--- Start WORKING DATA ---

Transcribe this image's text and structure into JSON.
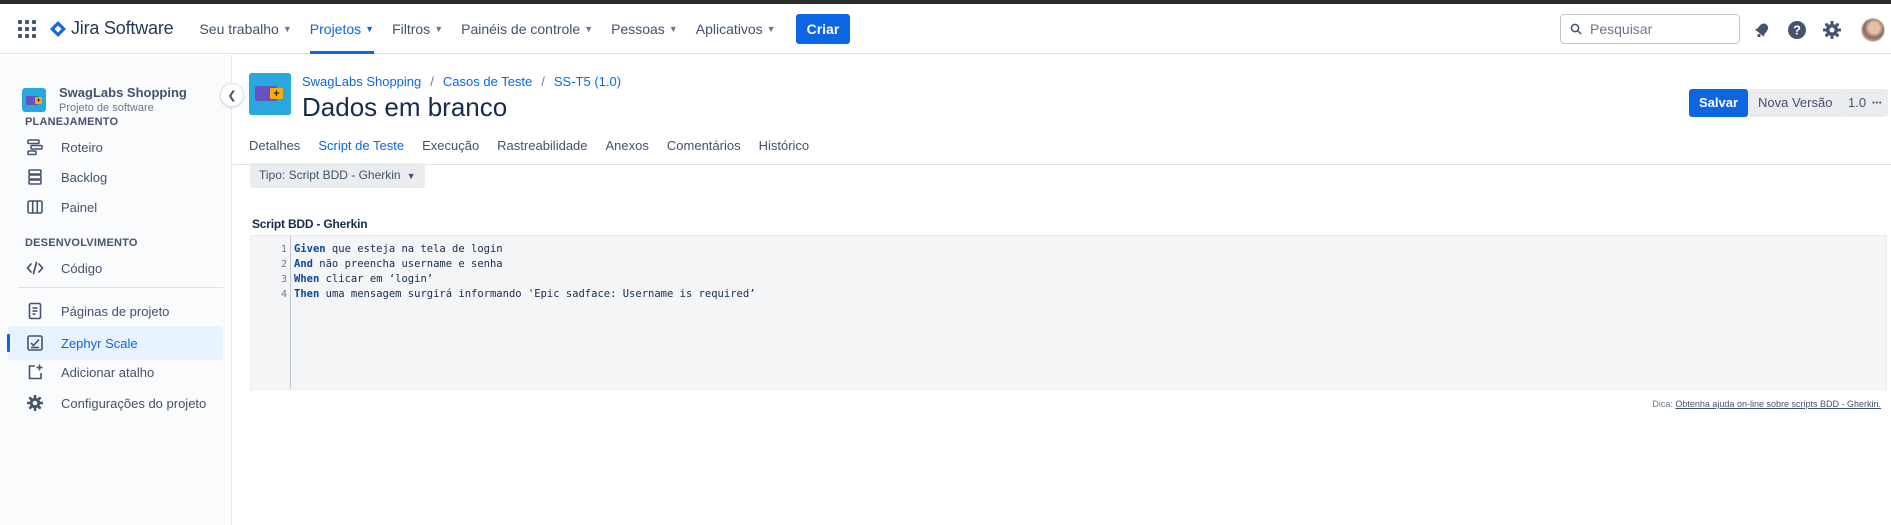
{
  "topnav": {
    "product": "Jira Software",
    "items": [
      {
        "label": "Seu trabalho",
        "active": false
      },
      {
        "label": "Projetos",
        "active": true
      },
      {
        "label": "Filtros",
        "active": false
      },
      {
        "label": "Painéis de controle",
        "active": false
      },
      {
        "label": "Pessoas",
        "active": false
      },
      {
        "label": "Aplicativos",
        "active": false
      }
    ],
    "create_label": "Criar",
    "search_placeholder": "Pesquisar",
    "icons": [
      "apps-icon",
      "bell-icon",
      "help-icon",
      "settings-icon",
      "avatar"
    ]
  },
  "sidebar": {
    "project_name": "SwagLabs Shopping",
    "project_type": "Projeto de software",
    "sections": [
      {
        "title": "PLANEJAMENTO",
        "items": [
          {
            "label": "Roteiro",
            "icon": "roadmap-icon"
          },
          {
            "label": "Backlog",
            "icon": "backlog-icon"
          },
          {
            "label": "Painel",
            "icon": "board-icon"
          }
        ]
      },
      {
        "title": "DESENVOLVIMENTO",
        "items": [
          {
            "label": "Código",
            "icon": "code-icon"
          }
        ]
      }
    ],
    "bottom_items": [
      {
        "label": "Páginas de projeto",
        "icon": "page-icon",
        "active": false
      },
      {
        "label": "Zephyr Scale",
        "icon": "zephyr-icon",
        "active": true
      },
      {
        "label": "Adicionar atalho",
        "icon": "add-shortcut-icon",
        "active": false
      },
      {
        "label": "Configurações do projeto",
        "icon": "gear-icon",
        "active": false
      }
    ]
  },
  "header": {
    "breadcrumbs": [
      "SwagLabs Shopping",
      "Casos de Teste",
      "SS-T5 (1.0)"
    ],
    "title": "Dados em branco",
    "save_label": "Salvar",
    "new_version_label": "Nova Versão",
    "version_label": "1.0",
    "more_label": "···"
  },
  "tabs": [
    {
      "label": "Detalhes",
      "active": false
    },
    {
      "label": "Script de Teste",
      "active": true
    },
    {
      "label": "Execução",
      "active": false
    },
    {
      "label": "Rastreabilidade",
      "active": false
    },
    {
      "label": "Anexos",
      "active": false
    },
    {
      "label": "Comentários",
      "active": false
    },
    {
      "label": "Histórico",
      "active": false
    }
  ],
  "content": {
    "type_dropdown": "Tipo: Script BDD - Gherkin",
    "script_title": "Script BDD - Gherkin",
    "lines": [
      {
        "num": "1",
        "keyword": "Given",
        "text": " que esteja na tela de login"
      },
      {
        "num": "2",
        "keyword": "And",
        "text": " não preencha username e senha"
      },
      {
        "num": "3",
        "keyword": "When",
        "text": " clicar em ‘login’"
      },
      {
        "num": "4",
        "keyword": "Then",
        "text": " uma mensagem surgirá informando 'Epic sadface: Username is required’"
      }
    ],
    "hint_prefix": "Dica:",
    "hint_link": "Obtenha ajuda on-line sobre scripts BDD - Gherkin."
  },
  "colors": {
    "accent": "#0c66e4",
    "keyword": "#0747a6"
  }
}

--- End WORKING DATA ---

PROMPT:
The material above must be printed exactly, with its pictures left out.

WRITTEN SOLUTION:
Transcribe this image's text and structure into JSON.
{
  "topnav": {
    "product": "Jira Software",
    "items": [
      {
        "label": "Seu trabalho",
        "active": false
      },
      {
        "label": "Projetos",
        "active": true
      },
      {
        "label": "Filtros",
        "active": false
      },
      {
        "label": "Painéis de controle",
        "active": false
      },
      {
        "label": "Pessoas",
        "active": false
      },
      {
        "label": "Aplicativos",
        "active": false
      }
    ],
    "create_label": "Criar",
    "search_placeholder": "Pesquisar",
    "icons": [
      "apps-icon",
      "bell-icon",
      "help-icon",
      "settings-icon",
      "avatar"
    ]
  },
  "sidebar": {
    "project_name": "SwagLabs Shopping",
    "project_type": "Projeto de software",
    "sections": [
      {
        "title": "PLANEJAMENTO",
        "items": [
          {
            "label": "Roteiro",
            "icon": "roadmap-icon"
          },
          {
            "label": "Backlog",
            "icon": "backlog-icon"
          },
          {
            "label": "Painel",
            "icon": "board-icon"
          }
        ]
      },
      {
        "title": "DESENVOLVIMENTO",
        "items": [
          {
            "label": "Código",
            "icon": "code-icon"
          }
        ]
      }
    ],
    "bottom_items": [
      {
        "label": "Páginas de projeto",
        "icon": "page-icon",
        "active": false
      },
      {
        "label": "Zephyr Scale",
        "icon": "zephyr-icon",
        "active": true
      },
      {
        "label": "Adicionar atalho",
        "icon": "add-shortcut-icon",
        "active": false
      },
      {
        "label": "Configurações do projeto",
        "icon": "gear-icon",
        "active": false
      }
    ]
  },
  "header": {
    "breadcrumbs": [
      "SwagLabs Shopping",
      "Casos de Teste",
      "SS-T5 (1.0)"
    ],
    "title": "Dados em branco",
    "save_label": "Salvar",
    "new_version_label": "Nova Versão",
    "version_label": "1.0",
    "more_label": "···"
  },
  "tabs": [
    {
      "label": "Detalhes",
      "active": false
    },
    {
      "label": "Script de Teste",
      "active": true
    },
    {
      "label": "Execução",
      "active": false
    },
    {
      "label": "Rastreabilidade",
      "active": false
    },
    {
      "label": "Anexos",
      "active": false
    },
    {
      "label": "Comentários",
      "active": false
    },
    {
      "label": "Histórico",
      "active": false
    }
  ],
  "content": {
    "type_dropdown": "Tipo: Script BDD - Gherkin",
    "script_title": "Script BDD - Gherkin",
    "lines": [
      {
        "num": "1",
        "keyword": "Given",
        "text": " que esteja na tela de login"
      },
      {
        "num": "2",
        "keyword": "And",
        "text": " não preencha username e senha"
      },
      {
        "num": "3",
        "keyword": "When",
        "text": " clicar em ‘login’"
      },
      {
        "num": "4",
        "keyword": "Then",
        "text": " uma mensagem surgirá informando 'Epic sadface: Username is required’"
      }
    ],
    "hint_prefix": "Dica:",
    "hint_link": "Obtenha ajuda on-line sobre scripts BDD - Gherkin."
  },
  "colors": {
    "accent": "#0c66e4",
    "keyword": "#0747a6"
  }
}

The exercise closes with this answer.